Records about charts and figures
* start *

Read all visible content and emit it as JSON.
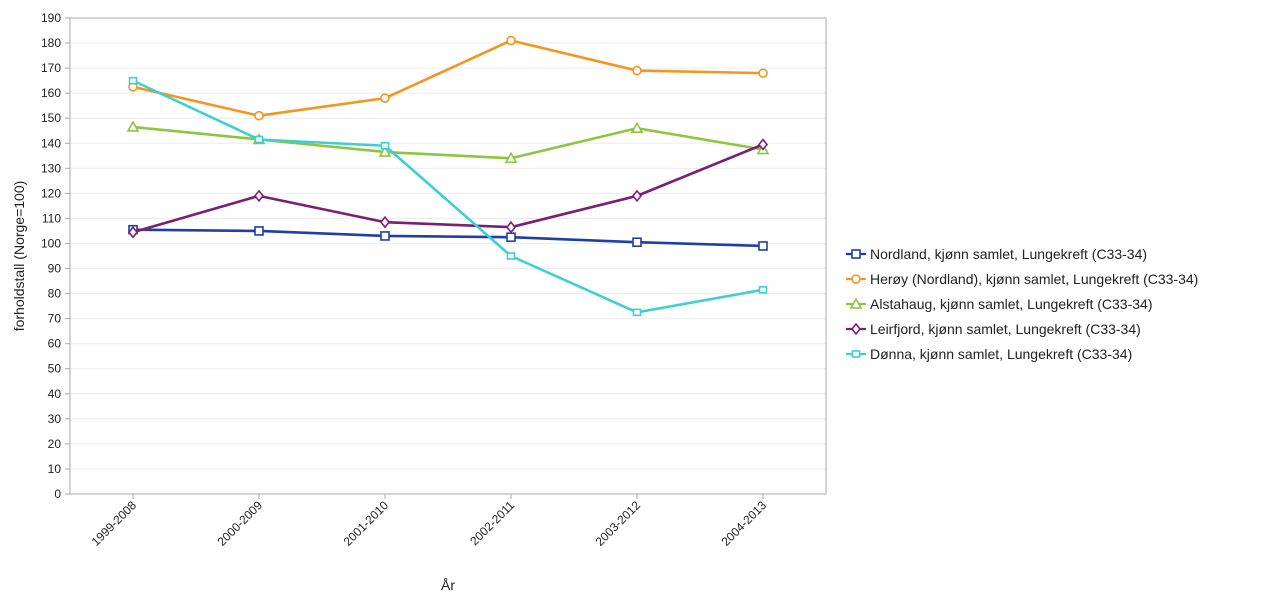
{
  "chart_data": {
    "type": "line",
    "xlabel": "År",
    "ylabel": "forholdstall (Norge=100)",
    "ylim": [
      0,
      190
    ],
    "yticks": [
      0,
      10,
      20,
      30,
      40,
      50,
      60,
      70,
      80,
      90,
      100,
      110,
      120,
      130,
      140,
      150,
      160,
      170,
      180,
      190
    ],
    "categories": [
      "1999-2008",
      "2000-2009",
      "2001-2010",
      "2002-2011",
      "2003-2012",
      "2004-2013"
    ],
    "grid": true,
    "legend_position": "right",
    "series": [
      {
        "name": "Nordland, kjønn samlet, Lungekreft (C33-34)",
        "color": "#1f3fa6",
        "marker": "square",
        "values": [
          105.5,
          105,
          103,
          102.5,
          100.5,
          99
        ]
      },
      {
        "name": "Herøy (Nordland), kjønn samlet, Lungekreft (C33-34)",
        "color": "#f7941d",
        "marker": "circle",
        "values": [
          162.5,
          151,
          158,
          181,
          169,
          168
        ]
      },
      {
        "name": "Alstahaug, kjønn samlet, Lungekreft (C33-34)",
        "color": "#8cc63f",
        "marker": "triangle",
        "values": [
          146.5,
          141.5,
          136.5,
          134,
          146,
          137.5
        ]
      },
      {
        "name": "Leirfjord, kjønn samlet, Lungekreft (C33-34)",
        "color": "#7a1f75",
        "marker": "diamond",
        "values": [
          104.5,
          119,
          108.5,
          106.5,
          119,
          139.5
        ]
      },
      {
        "name": "Dønna, kjønn samlet, Lungekreft (C33-34)",
        "color": "#3fcfd0",
        "marker": "square-small",
        "values": [
          165,
          141.5,
          139,
          95,
          72.5,
          81.5
        ]
      }
    ]
  }
}
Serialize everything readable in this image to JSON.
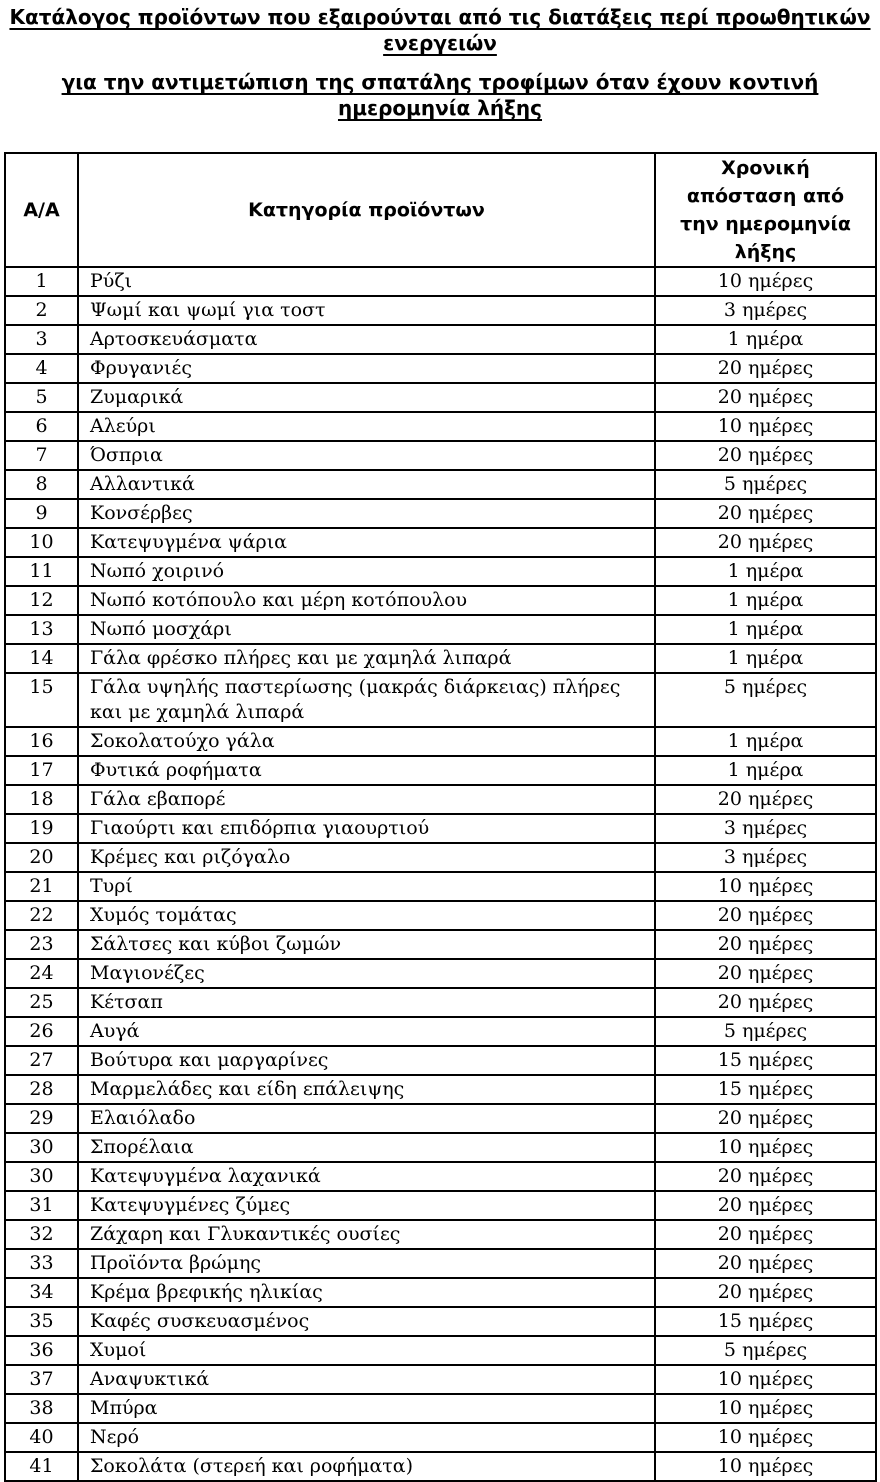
{
  "document": {
    "title_line1": "Κατάλογος προϊόντων που εξαιρούνται από τις διατάξεις περί προωθητικών ενεργειών",
    "title_line2": "για την αντιμετώπιση της σπατάλης τροφίμων όταν έχουν κοντινή ημερομηνία λήξης"
  },
  "table": {
    "headers": {
      "index": "Α/Α",
      "category": "Κατηγορία προϊόντων",
      "time": "Χρονική απόσταση από την ημερομηνία λήξης"
    },
    "rows": [
      {
        "num": "1",
        "category": "Ρύζι",
        "time": "10 ημέρες"
      },
      {
        "num": "2",
        "category": "Ψωμί και ψωμί για τοστ",
        "time": "3 ημέρες"
      },
      {
        "num": "3",
        "category": "Αρτοσκευάσματα",
        "time": "1 ημέρα"
      },
      {
        "num": "4",
        "category": "Φρυγανιές",
        "time": "20 ημέρες"
      },
      {
        "num": "5",
        "category": "Ζυμαρικά",
        "time": "20 ημέρες"
      },
      {
        "num": "6",
        "category": "Αλεύρι",
        "time": "10 ημέρες"
      },
      {
        "num": "7",
        "category": "Όσπρια",
        "time": "20 ημέρες"
      },
      {
        "num": "8",
        "category": "Αλλαντικά",
        "time": "5 ημέρες"
      },
      {
        "num": "9",
        "category": "Κονσέρβες",
        "time": "20 ημέρες"
      },
      {
        "num": "10",
        "category": "Κατεψυγμένα ψάρια",
        "time": "20 ημέρες"
      },
      {
        "num": "11",
        "category": "Νωπό χοιρινό",
        "time": "1 ημέρα"
      },
      {
        "num": "12",
        "category": "Νωπό κοτόπουλο και μέρη κοτόπουλου",
        "time": "1 ημέρα"
      },
      {
        "num": "13",
        "category": "Νωπό μοσχάρι",
        "time": "1 ημέρα"
      },
      {
        "num": "14",
        "category": "Γάλα φρέσκο πλήρες και με χαμηλά λιπαρά",
        "time": "1 ημέρα"
      },
      {
        "num": "15",
        "category": "Γάλα υψηλής παστερίωσης (μακράς διάρκειας) πλήρες και με χαμηλά λιπαρά",
        "time": "5 ημέρες"
      },
      {
        "num": "16",
        "category": "Σοκολατούχο γάλα",
        "time": "1 ημέρα"
      },
      {
        "num": "17",
        "category": "Φυτικά ροφήματα",
        "time": "1 ημέρα"
      },
      {
        "num": "18",
        "category": "Γάλα εβαπορέ",
        "time": "20 ημέρες"
      },
      {
        "num": "19",
        "category": "Γιαούρτι και επιδόρπια γιαουρτιού",
        "time": "3 ημέρες"
      },
      {
        "num": "20",
        "category": "Κρέμες και ριζόγαλο",
        "time": "3 ημέρες"
      },
      {
        "num": "21",
        "category": "Τυρί",
        "time": "10 ημέρες"
      },
      {
        "num": "22",
        "category": "Χυμός τομάτας",
        "time": "20 ημέρες"
      },
      {
        "num": "23",
        "category": "Σάλτσες και κύβοι ζωμών",
        "time": "20 ημέρες"
      },
      {
        "num": "24",
        "category": "Μαγιονέζες",
        "time": "20 ημέρες"
      },
      {
        "num": "25",
        "category": "Κέτσαπ",
        "time": "20 ημέρες"
      },
      {
        "num": "26",
        "category": "Αυγά",
        "time": "5 ημέρες"
      },
      {
        "num": "27",
        "category": "Βούτυρα και μαργαρίνες",
        "time": "15 ημέρες"
      },
      {
        "num": "28",
        "category": "Μαρμελάδες και είδη επάλειψης",
        "time": "15 ημέρες"
      },
      {
        "num": "29",
        "category": "Ελαιόλαδο",
        "time": "20 ημέρες"
      },
      {
        "num": "30",
        "category": "Σπορέλαια",
        "time": "10 ημέρες"
      },
      {
        "num": "30",
        "category": "Κατεψυγμένα λαχανικά",
        "time": "20 ημέρες"
      },
      {
        "num": "31",
        "category": "Κατεψυγμένες ζύμες",
        "time": "20 ημέρες"
      },
      {
        "num": "32",
        "category": "Ζάχαρη και Γλυκαντικές ουσίες",
        "time": "20 ημέρες"
      },
      {
        "num": "33",
        "category": "Προϊόντα βρώμης",
        "time": "20 ημέρες"
      },
      {
        "num": "34",
        "category": "Κρέμα βρεφικής ηλικίας",
        "time": "20 ημέρες"
      },
      {
        "num": "35",
        "category": "Καφές συσκευασμένος",
        "time": "15 ημέρες"
      },
      {
        "num": "36",
        "category": "Χυμοί",
        "time": "5 ημέρες"
      },
      {
        "num": "37",
        "category": "Αναψυκτικά",
        "time": "10 ημέρες"
      },
      {
        "num": "38",
        "category": "Μπύρα",
        "time": "10 ημέρες"
      },
      {
        "num": "40",
        "category": "Νερό",
        "time": "10 ημέρες"
      },
      {
        "num": "41",
        "category": "Σοκολάτα (στερεή και ροφήματα)",
        "time": "10 ημέρες"
      }
    ]
  }
}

* end *

STATED TASK>
Reproduce every line of the listing above in which the string "marker" appears.

TASK RESPONSE>
        "marker": "square",
        "marker": "circle",
        "marker": "triangle",
        "marker": "diamond",
        "marker": "square-small",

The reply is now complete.